■ Task instructions:
Give the data a second time, exactly and in full.

Stored data entries
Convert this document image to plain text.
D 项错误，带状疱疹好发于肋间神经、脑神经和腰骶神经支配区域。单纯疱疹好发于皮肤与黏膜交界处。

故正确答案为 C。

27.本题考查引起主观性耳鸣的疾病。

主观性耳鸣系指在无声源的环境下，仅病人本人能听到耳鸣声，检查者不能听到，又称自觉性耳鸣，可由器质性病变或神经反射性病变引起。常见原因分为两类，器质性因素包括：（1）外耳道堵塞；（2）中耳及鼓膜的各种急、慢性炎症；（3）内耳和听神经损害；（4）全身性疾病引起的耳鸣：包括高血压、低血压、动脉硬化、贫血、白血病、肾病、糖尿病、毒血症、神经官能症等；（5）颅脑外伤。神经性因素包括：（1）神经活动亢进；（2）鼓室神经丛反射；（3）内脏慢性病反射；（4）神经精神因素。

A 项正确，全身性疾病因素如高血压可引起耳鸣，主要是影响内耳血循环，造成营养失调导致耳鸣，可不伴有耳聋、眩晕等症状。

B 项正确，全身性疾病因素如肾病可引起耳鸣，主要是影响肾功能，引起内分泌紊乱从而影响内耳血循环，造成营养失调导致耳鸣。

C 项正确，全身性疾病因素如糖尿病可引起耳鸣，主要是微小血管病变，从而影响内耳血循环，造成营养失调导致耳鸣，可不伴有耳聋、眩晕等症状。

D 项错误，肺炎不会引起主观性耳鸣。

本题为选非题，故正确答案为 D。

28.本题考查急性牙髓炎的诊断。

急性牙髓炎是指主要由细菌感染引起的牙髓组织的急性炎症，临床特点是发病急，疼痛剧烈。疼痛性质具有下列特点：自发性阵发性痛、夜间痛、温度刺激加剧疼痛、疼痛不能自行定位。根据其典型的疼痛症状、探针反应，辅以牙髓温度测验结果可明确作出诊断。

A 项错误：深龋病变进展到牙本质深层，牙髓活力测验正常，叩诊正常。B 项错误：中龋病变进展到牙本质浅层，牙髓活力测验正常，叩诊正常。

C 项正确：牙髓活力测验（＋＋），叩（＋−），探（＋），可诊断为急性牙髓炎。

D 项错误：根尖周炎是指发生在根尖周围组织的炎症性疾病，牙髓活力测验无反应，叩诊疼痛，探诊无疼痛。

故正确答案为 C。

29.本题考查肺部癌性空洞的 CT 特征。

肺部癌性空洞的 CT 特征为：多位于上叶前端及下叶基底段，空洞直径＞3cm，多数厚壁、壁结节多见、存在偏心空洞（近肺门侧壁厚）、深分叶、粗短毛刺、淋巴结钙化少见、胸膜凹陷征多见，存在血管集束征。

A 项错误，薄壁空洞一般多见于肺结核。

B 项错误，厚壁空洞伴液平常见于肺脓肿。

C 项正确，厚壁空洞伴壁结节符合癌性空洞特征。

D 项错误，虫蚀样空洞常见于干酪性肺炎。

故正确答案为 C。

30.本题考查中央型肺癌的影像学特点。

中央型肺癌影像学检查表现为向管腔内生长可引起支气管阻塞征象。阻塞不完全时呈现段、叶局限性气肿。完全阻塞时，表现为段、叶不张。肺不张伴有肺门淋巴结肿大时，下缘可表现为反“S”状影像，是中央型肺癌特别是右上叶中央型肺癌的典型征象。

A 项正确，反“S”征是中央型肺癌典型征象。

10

■ Exercise solution:
Convert this document image to plain text.
D 项错误，带状疱疹好发于肋间神经、脑神经和腰骶神经支配区域。单纯疱疹好发于皮肤与黏膜交界处。

故正确答案为 C。

27.本题考查引起主观性耳鸣的疾病。

主观性耳鸣系指在无声源的环境下，仅病人本人能听到耳鸣声，检查者不能听到，又称自觉性耳鸣，可由器质性病变或神经反射性病变引起。常见原因分为两类，器质性因素包括：（1）外耳道堵塞；（2）中耳及鼓膜的各种急、慢性炎症；（3）内耳和听神经损害；（4）全身性疾病引起的耳鸣：包括高血压、低血压、动脉硬化、贫血、白血病、肾病、糖尿病、毒血症、神经官能症等；（5）颅脑外伤。神经性因素包括：（1）神经活动亢进；（2）鼓室神经丛反射；（3）内脏慢性病反射；（4）神经精神因素。

A 项正确，全身性疾病因素如高血压可引起耳鸣，主要是影响内耳血循环，造成营养失调导致耳鸣，可不伴有耳聋、眩晕等症状。

B 项正确，全身性疾病因素如肾病可引起耳鸣，主要是影响肾功能，引起内分泌紊乱从而影响内耳血循环，造成营养失调导致耳鸣。

C 项正确，全身性疾病因素如糖尿病可引起耳鸣，主要是微小血管病变，从而影响内耳血循环，造成营养失调导致耳鸣，可不伴有耳聋、眩晕等症状。

D 项错误，肺炎不会引起主观性耳鸣。

本题为选非题，故正确答案为 D。

28.本题考查急性牙髓炎的诊断。

急性牙髓炎是指主要由细菌感染引起的牙髓组织的急性炎症，临床特点是发病急，疼痛剧烈。疼痛性质具有下列特点：自发性阵发性痛、夜间痛、温度刺激加剧疼痛、疼痛不能自行定位。根据其典型的疼痛症状、探针反应，辅以牙髓温度测验结果可明确作出诊断。

A 项错误：深龋病变进展到牙本质深层，牙髓活力测验正常，叩诊正常。B 项错误：中龋病变进展到牙本质浅层，牙髓活力测验正常，叩诊正常。

C 项正确：牙髓活力测验（＋＋），叩（＋−），探（＋），可诊断为急性牙髓炎。

D 项错误：根尖周炎是指发生在根尖周围组织的炎症性疾病，牙髓活力测验无反应，叩诊疼痛，探诊无疼痛。

故正确答案为 C。

29.本题考查肺部癌性空洞的 CT 特征。

肺部癌性空洞的 CT 特征为：多位于上叶前端及下叶基底段，空洞直径＞3cm，多数厚壁、壁结节多见、存在偏心空洞（近肺门侧壁厚）、深分叶、粗短毛刺、淋巴结钙化少见、胸膜凹陷征多见，存在血管集束征。

A 项错误，薄壁空洞一般多见于肺结核。

B 项错误，厚壁空洞伴液平常见于肺脓肿。

C 项正确，厚壁空洞伴壁结节符合癌性空洞特征。

D 项错误，虫蚀样空洞常见于干酪性肺炎。

故正确答案为 C。

30.本题考查中央型肺癌的影像学特点。

中央型肺癌影像学检查表现为向管腔内生长可引起支气管阻塞征象。阻塞不完全时呈现段、叶局限性气肿。完全阻塞时，表现为段、叶不张。肺不张伴有肺门淋巴结肿大时，下缘可表现为反“S”状影像，是中央型肺癌特别是右上叶中央型肺癌的典型征象。

A 项正确，反“S”征是中央型肺癌典型征象。

10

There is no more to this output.